→ Short problem: Copy each line below that contains "this".

→ Material provided:
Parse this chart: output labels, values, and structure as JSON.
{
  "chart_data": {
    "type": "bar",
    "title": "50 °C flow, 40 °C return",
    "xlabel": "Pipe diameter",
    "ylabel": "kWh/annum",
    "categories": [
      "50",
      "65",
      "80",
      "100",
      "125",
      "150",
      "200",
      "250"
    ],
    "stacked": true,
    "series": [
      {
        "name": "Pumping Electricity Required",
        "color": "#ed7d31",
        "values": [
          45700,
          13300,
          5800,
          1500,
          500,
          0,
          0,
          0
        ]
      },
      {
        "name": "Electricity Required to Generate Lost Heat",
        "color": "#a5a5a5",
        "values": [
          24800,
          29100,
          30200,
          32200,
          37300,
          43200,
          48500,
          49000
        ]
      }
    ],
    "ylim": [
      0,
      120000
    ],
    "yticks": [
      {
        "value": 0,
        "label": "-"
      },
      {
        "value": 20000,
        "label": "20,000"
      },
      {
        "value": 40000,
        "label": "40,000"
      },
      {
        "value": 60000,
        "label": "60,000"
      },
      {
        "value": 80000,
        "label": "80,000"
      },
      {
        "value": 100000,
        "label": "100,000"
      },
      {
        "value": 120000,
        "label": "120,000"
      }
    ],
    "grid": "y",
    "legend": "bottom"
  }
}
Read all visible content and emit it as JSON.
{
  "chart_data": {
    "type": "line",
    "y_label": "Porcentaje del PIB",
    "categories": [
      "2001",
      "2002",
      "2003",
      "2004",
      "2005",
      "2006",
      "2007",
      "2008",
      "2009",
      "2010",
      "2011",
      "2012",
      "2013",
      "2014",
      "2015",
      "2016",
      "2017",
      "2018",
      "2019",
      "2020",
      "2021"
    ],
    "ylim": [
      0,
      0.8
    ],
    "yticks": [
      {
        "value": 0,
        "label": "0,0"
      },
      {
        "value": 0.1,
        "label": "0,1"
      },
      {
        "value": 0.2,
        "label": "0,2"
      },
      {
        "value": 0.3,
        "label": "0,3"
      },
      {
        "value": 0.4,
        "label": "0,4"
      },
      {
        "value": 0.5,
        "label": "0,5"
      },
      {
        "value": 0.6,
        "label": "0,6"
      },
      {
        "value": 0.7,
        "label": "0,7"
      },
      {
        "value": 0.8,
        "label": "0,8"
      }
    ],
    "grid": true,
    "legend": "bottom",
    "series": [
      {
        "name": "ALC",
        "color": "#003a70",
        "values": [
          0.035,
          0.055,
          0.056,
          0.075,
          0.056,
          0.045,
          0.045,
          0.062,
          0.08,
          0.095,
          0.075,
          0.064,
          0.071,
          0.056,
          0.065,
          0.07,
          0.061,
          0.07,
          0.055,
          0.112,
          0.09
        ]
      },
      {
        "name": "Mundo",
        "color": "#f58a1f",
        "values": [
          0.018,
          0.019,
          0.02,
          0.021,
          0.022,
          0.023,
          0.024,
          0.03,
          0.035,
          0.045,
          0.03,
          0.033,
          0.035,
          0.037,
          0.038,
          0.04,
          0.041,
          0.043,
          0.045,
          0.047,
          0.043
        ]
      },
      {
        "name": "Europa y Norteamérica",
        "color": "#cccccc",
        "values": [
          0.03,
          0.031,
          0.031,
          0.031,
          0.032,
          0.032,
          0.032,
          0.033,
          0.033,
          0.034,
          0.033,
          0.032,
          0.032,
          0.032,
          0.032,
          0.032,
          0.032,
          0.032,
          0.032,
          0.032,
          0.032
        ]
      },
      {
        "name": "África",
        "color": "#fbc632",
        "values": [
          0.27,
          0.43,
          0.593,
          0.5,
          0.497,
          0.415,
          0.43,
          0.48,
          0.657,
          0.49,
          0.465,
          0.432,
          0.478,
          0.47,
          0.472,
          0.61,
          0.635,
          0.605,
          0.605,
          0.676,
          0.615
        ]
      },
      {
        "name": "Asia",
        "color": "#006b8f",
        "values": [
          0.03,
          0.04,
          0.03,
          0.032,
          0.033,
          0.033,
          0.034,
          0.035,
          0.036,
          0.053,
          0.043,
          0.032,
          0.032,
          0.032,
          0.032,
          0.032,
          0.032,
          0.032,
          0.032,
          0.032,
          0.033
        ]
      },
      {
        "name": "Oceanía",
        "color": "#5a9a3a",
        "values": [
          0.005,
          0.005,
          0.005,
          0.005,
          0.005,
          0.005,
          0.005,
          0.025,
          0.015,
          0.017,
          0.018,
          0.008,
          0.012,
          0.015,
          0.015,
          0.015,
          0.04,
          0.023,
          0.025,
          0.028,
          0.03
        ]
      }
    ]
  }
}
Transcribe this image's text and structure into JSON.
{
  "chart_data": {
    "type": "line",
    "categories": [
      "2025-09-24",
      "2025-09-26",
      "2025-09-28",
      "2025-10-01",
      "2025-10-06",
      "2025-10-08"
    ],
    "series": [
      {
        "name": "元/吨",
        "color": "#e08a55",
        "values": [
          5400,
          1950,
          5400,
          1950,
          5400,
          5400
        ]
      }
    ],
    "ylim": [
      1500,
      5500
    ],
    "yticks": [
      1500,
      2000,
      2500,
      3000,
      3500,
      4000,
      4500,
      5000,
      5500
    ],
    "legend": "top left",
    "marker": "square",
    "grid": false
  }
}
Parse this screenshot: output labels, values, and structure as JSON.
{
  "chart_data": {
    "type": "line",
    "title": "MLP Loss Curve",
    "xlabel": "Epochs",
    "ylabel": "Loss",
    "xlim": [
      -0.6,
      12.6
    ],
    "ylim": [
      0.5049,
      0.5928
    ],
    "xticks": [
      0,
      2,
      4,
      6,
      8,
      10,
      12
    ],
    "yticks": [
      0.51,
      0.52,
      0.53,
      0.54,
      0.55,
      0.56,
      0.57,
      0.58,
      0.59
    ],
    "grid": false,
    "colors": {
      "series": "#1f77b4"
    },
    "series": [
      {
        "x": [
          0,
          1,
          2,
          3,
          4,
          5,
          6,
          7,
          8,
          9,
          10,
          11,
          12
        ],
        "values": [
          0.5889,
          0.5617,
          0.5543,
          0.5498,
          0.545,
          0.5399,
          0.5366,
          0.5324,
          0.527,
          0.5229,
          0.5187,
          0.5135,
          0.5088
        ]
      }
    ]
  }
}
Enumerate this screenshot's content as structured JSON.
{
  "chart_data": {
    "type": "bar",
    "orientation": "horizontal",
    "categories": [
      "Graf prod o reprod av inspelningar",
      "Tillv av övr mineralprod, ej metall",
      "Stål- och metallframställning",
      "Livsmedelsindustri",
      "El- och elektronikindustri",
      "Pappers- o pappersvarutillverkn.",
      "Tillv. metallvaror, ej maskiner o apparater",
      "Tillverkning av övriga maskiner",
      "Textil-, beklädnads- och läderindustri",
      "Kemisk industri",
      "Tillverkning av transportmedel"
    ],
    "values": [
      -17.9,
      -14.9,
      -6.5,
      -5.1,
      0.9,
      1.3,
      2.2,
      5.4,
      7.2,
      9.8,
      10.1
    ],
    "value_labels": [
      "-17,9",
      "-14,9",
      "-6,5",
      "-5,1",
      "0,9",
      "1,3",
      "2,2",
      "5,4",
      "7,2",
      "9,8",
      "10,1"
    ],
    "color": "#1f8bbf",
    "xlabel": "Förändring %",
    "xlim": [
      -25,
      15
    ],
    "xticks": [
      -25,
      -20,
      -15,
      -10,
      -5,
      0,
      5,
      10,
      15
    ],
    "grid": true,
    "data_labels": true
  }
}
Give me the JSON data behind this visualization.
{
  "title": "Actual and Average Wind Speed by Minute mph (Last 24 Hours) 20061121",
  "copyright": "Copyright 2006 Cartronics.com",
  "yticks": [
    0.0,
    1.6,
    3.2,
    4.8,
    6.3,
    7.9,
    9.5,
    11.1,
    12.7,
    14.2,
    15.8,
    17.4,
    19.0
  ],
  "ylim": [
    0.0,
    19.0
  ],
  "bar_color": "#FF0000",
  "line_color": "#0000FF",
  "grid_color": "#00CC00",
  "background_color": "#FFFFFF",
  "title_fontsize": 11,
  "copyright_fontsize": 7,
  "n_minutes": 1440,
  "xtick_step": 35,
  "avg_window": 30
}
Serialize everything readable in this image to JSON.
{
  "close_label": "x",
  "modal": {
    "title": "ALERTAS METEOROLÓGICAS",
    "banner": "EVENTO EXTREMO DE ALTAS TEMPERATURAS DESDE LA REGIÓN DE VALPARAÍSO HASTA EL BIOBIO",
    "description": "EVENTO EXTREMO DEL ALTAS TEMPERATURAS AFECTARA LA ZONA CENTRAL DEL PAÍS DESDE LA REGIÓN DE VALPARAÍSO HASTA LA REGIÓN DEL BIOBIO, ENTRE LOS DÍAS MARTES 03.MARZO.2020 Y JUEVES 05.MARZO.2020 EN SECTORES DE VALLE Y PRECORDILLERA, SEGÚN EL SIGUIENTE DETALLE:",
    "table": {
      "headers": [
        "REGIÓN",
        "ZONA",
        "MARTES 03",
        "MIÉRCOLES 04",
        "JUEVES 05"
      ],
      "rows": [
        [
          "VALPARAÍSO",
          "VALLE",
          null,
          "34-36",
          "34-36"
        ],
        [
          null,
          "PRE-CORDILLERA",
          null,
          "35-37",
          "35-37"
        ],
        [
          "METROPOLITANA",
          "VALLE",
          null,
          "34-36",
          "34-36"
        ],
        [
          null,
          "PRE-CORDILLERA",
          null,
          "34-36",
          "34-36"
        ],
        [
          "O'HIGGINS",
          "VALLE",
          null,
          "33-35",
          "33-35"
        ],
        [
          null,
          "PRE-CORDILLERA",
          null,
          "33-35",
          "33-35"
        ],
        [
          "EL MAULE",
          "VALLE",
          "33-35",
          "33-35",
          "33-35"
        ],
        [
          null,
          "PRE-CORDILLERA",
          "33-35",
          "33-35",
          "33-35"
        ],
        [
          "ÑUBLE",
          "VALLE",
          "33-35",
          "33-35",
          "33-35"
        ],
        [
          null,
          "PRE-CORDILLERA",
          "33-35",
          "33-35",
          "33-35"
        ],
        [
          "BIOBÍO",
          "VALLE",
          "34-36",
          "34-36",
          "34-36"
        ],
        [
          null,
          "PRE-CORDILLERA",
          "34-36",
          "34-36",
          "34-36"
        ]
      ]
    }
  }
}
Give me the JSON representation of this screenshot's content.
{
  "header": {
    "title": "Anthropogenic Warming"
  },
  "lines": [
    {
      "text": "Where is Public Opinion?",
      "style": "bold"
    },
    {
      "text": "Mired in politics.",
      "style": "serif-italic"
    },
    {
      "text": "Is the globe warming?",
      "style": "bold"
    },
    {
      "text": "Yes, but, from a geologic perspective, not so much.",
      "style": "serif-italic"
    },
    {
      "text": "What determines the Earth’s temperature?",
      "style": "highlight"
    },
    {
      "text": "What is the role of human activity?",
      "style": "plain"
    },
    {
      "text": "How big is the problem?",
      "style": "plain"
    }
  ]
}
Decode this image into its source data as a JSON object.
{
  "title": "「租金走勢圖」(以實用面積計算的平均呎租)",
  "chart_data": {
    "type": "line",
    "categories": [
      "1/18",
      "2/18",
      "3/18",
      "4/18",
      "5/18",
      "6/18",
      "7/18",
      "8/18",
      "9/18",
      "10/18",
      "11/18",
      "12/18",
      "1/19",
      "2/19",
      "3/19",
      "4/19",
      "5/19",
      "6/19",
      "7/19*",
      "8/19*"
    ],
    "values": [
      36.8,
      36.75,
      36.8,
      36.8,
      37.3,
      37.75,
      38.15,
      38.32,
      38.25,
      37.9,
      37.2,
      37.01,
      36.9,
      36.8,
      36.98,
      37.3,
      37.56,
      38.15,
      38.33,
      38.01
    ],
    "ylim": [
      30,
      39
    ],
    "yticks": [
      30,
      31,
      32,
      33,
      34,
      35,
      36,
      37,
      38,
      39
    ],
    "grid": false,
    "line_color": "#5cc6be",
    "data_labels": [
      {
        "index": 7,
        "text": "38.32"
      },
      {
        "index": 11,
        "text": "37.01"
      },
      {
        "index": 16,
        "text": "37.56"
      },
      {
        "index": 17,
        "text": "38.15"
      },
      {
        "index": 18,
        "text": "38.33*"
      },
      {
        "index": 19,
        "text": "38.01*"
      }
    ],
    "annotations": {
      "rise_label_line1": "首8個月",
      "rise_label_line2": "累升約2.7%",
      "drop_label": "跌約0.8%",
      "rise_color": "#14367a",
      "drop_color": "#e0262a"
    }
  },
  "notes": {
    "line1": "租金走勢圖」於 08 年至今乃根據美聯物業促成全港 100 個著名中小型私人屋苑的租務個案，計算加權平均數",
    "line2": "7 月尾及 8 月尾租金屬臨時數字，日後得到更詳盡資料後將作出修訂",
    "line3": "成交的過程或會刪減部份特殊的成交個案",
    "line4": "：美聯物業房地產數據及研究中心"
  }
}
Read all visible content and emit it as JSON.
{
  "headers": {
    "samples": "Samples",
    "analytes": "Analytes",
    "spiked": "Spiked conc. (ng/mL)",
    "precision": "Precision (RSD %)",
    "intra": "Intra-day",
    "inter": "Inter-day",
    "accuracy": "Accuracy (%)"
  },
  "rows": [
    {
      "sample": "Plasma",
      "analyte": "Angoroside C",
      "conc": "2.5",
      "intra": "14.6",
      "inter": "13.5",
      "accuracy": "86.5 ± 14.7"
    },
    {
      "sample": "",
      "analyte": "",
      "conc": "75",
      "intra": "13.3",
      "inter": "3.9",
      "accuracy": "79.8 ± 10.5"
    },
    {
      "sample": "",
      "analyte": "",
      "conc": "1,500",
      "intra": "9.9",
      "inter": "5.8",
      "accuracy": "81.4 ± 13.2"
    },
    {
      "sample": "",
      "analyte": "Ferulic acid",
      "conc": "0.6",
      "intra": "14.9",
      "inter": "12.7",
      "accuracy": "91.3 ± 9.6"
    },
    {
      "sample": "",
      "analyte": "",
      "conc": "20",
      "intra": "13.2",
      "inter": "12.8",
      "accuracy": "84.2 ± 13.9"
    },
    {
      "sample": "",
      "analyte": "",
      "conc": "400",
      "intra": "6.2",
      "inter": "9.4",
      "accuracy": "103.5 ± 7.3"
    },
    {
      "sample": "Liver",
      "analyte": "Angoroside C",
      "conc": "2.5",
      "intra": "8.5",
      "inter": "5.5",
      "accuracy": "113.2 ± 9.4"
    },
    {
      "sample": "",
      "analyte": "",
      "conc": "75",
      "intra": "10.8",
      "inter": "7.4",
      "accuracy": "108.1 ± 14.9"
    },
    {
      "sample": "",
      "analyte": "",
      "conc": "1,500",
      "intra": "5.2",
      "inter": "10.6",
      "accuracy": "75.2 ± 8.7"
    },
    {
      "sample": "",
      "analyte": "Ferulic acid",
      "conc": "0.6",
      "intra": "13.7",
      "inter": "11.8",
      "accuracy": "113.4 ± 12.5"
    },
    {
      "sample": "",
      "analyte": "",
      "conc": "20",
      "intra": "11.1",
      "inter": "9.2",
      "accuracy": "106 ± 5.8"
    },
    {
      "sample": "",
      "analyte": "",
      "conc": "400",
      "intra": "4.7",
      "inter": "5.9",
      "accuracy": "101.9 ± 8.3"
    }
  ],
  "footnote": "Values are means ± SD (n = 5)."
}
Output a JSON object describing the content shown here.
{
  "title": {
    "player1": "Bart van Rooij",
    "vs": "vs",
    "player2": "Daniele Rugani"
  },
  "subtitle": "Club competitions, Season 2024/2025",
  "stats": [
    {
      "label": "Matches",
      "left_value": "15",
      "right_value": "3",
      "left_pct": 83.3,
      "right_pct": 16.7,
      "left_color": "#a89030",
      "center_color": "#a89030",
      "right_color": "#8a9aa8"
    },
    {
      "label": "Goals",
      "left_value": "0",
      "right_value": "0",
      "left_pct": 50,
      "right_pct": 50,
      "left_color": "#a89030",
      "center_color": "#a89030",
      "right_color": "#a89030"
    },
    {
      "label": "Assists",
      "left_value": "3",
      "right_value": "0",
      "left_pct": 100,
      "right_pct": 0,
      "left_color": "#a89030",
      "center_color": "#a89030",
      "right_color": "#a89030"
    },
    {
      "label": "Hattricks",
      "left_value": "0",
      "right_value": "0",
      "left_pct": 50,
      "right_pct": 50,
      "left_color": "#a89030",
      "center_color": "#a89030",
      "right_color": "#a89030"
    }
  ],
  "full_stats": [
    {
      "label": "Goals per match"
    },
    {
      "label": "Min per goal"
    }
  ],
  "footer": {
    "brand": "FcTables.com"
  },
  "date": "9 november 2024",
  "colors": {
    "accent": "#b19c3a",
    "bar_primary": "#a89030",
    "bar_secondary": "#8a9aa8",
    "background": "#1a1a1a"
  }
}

→ Full solution:
Parse this chart: output labels, values, and structure as JSON.
Transcribe this image's text and structure into JSON.
Parse this screenshot: output labels, values, and structure as JSON.
Enumerate this screenshot's content as structured JSON.
Give me the JSON data behind this visualization.
Serialize everything readable in this image to JSON.
Give me the JSON representation of this screenshot's content.
Decode this image into its source data as a JSON object.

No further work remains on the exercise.